Work out how many lines of the records contain "code". Answer with the number and nothing else.
— Start of Dataset extract —
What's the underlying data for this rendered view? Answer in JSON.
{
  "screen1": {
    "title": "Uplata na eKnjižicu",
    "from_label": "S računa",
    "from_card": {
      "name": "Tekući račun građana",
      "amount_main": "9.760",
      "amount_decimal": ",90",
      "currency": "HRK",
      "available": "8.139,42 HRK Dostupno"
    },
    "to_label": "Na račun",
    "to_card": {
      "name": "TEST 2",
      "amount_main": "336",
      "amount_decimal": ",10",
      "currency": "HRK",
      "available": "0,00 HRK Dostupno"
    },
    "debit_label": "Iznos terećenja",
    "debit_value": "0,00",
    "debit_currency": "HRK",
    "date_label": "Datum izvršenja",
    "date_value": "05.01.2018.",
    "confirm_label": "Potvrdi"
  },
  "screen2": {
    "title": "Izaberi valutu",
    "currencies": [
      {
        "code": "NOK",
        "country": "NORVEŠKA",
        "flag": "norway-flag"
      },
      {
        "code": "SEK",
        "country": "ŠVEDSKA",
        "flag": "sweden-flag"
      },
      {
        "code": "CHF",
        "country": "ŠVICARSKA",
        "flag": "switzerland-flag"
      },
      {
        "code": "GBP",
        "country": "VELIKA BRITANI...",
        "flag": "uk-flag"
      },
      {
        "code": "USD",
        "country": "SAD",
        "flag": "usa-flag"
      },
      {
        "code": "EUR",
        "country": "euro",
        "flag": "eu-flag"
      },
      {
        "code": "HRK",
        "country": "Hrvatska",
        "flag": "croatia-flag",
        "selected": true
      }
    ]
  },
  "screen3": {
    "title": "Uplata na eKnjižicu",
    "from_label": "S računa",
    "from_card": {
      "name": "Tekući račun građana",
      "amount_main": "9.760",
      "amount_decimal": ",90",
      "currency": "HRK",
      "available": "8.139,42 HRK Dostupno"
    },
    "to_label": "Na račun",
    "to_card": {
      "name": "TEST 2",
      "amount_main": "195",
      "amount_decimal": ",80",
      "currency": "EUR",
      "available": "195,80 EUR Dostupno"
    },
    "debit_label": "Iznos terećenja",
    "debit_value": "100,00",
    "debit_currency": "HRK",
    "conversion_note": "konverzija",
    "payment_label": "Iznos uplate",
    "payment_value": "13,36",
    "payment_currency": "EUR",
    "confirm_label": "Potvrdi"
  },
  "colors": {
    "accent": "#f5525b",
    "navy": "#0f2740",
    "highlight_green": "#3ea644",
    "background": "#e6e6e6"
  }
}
— End of Dataset extract —
▸ **Response to the exercise**: 7